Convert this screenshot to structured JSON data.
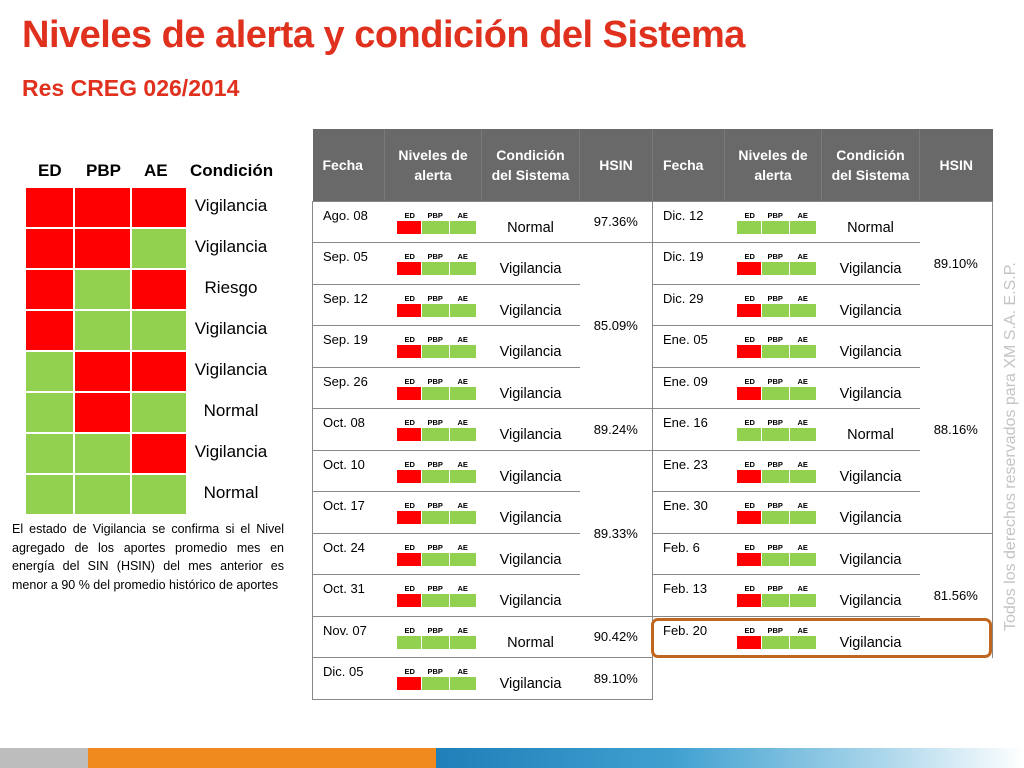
{
  "header": {
    "title": "Niveles de alerta y condición del Sistema",
    "subtitle": "Res CREG 026/2014"
  },
  "colors": {
    "red": "#ff0000",
    "green": "#92d050",
    "title": "#e0301e",
    "header_bg": "#696969",
    "highlight": "#c0661e"
  },
  "legend": {
    "headers": [
      "ED",
      "PBP",
      "AE",
      "Condición"
    ],
    "rows": [
      {
        "cells": [
          "red",
          "red",
          "red"
        ],
        "condition": "Vigilancia"
      },
      {
        "cells": [
          "red",
          "red",
          "green"
        ],
        "condition": "Vigilancia"
      },
      {
        "cells": [
          "red",
          "green",
          "red"
        ],
        "condition": "Riesgo"
      },
      {
        "cells": [
          "red",
          "green",
          "green"
        ],
        "condition": "Vigilancia"
      },
      {
        "cells": [
          "green",
          "red",
          "red"
        ],
        "condition": "Vigilancia"
      },
      {
        "cells": [
          "green",
          "red",
          "green"
        ],
        "condition": "Normal"
      },
      {
        "cells": [
          "green",
          "green",
          "red"
        ],
        "condition": "Vigilancia"
      },
      {
        "cells": [
          "green",
          "green",
          "green"
        ],
        "condition": "Normal"
      }
    ]
  },
  "note": "El estado de Vigilancia se confirma si el Nivel agregado de los aportes promedio mes en energía del SIN (HSIN) del mes anterior es menor a  90 % del promedio histórico de aportes",
  "table": {
    "headers": [
      "Fecha",
      "Niveles de alerta",
      "Condición del Sistema",
      "HSIN",
      "Fecha",
      "Niveles de alerta",
      "Condición del Sistema",
      "HSIN"
    ],
    "mini_labels": [
      "ED",
      "PBP",
      "AE"
    ],
    "left": [
      {
        "fecha": "Ago. 08",
        "levels": [
          "red",
          "green",
          "green"
        ],
        "cond": "Normal"
      },
      {
        "fecha": "Sep. 05",
        "levels": [
          "red",
          "green",
          "green"
        ],
        "cond": "Vigilancia"
      },
      {
        "fecha": "Sep. 12",
        "levels": [
          "red",
          "green",
          "green"
        ],
        "cond": "Vigilancia"
      },
      {
        "fecha": "Sep. 19",
        "levels": [
          "red",
          "green",
          "green"
        ],
        "cond": "Vigilancia"
      },
      {
        "fecha": "Sep. 26",
        "levels": [
          "red",
          "green",
          "green"
        ],
        "cond": "Vigilancia"
      },
      {
        "fecha": "Oct. 08",
        "levels": [
          "red",
          "green",
          "green"
        ],
        "cond": "Vigilancia"
      },
      {
        "fecha": "Oct. 10",
        "levels": [
          "red",
          "green",
          "green"
        ],
        "cond": "Vigilancia"
      },
      {
        "fecha": "Oct. 17",
        "levels": [
          "red",
          "green",
          "green"
        ],
        "cond": "Vigilancia"
      },
      {
        "fecha": "Oct. 24",
        "levels": [
          "red",
          "green",
          "green"
        ],
        "cond": "Vigilancia"
      },
      {
        "fecha": "Oct. 31",
        "levels": [
          "red",
          "green",
          "green"
        ],
        "cond": "Vigilancia"
      },
      {
        "fecha": "Nov. 07",
        "levels": [
          "green",
          "green",
          "green"
        ],
        "cond": "Normal"
      },
      {
        "fecha": "Dic. 05",
        "levels": [
          "red",
          "green",
          "green"
        ],
        "cond": "Vigilancia"
      }
    ],
    "left_hsin": [
      {
        "rows": 1,
        "value": "97.36%"
      },
      {
        "rows": 4,
        "value": "85.09%"
      },
      {
        "rows": 1,
        "value": "89.24%"
      },
      {
        "rows": 4,
        "value": "89.33%"
      },
      {
        "rows": 1,
        "value": "90.42%"
      },
      {
        "rows": 1,
        "value": "89.10%"
      }
    ],
    "right": [
      {
        "fecha": "Dic.  12",
        "levels": [
          "green",
          "green",
          "green"
        ],
        "cond": "Normal"
      },
      {
        "fecha": "Dic.  19",
        "levels": [
          "red",
          "green",
          "green"
        ],
        "cond": "Vigilancia"
      },
      {
        "fecha": "Dic.  29",
        "levels": [
          "red",
          "green",
          "green"
        ],
        "cond": "Vigilancia"
      },
      {
        "fecha": "Ene. 05",
        "levels": [
          "red",
          "green",
          "green"
        ],
        "cond": "Vigilancia"
      },
      {
        "fecha": "Ene. 09",
        "levels": [
          "red",
          "green",
          "green"
        ],
        "cond": "Vigilancia"
      },
      {
        "fecha": "Ene. 16",
        "levels": [
          "green",
          "green",
          "green"
        ],
        "cond": "Normal"
      },
      {
        "fecha": "Ene. 23",
        "levels": [
          "red",
          "green",
          "green"
        ],
        "cond": "Vigilancia"
      },
      {
        "fecha": "Ene. 30",
        "levels": [
          "red",
          "green",
          "green"
        ],
        "cond": "Vigilancia"
      },
      {
        "fecha": "Feb. 6",
        "levels": [
          "red",
          "green",
          "green"
        ],
        "cond": "Vigilancia"
      },
      {
        "fecha": "Feb. 13",
        "levels": [
          "red",
          "green",
          "green"
        ],
        "cond": "Vigilancia"
      },
      {
        "fecha": "Feb. 20",
        "levels": [
          "red",
          "green",
          "green"
        ],
        "cond": "Vigilancia"
      }
    ],
    "right_hsin": [
      {
        "rows": 3,
        "value": "89.10%"
      },
      {
        "rows": 5,
        "value": "88.16%"
      },
      {
        "rows": 3,
        "value": "81.56%"
      }
    ]
  },
  "watermark": "Todos los derechos reservados para XM S.A. E.S.P."
}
::::
WRITTEN PROBLEM
Every line that holds the word "value" counts once; state the total number of such lines and nothing else.

TASK SOLUTION
9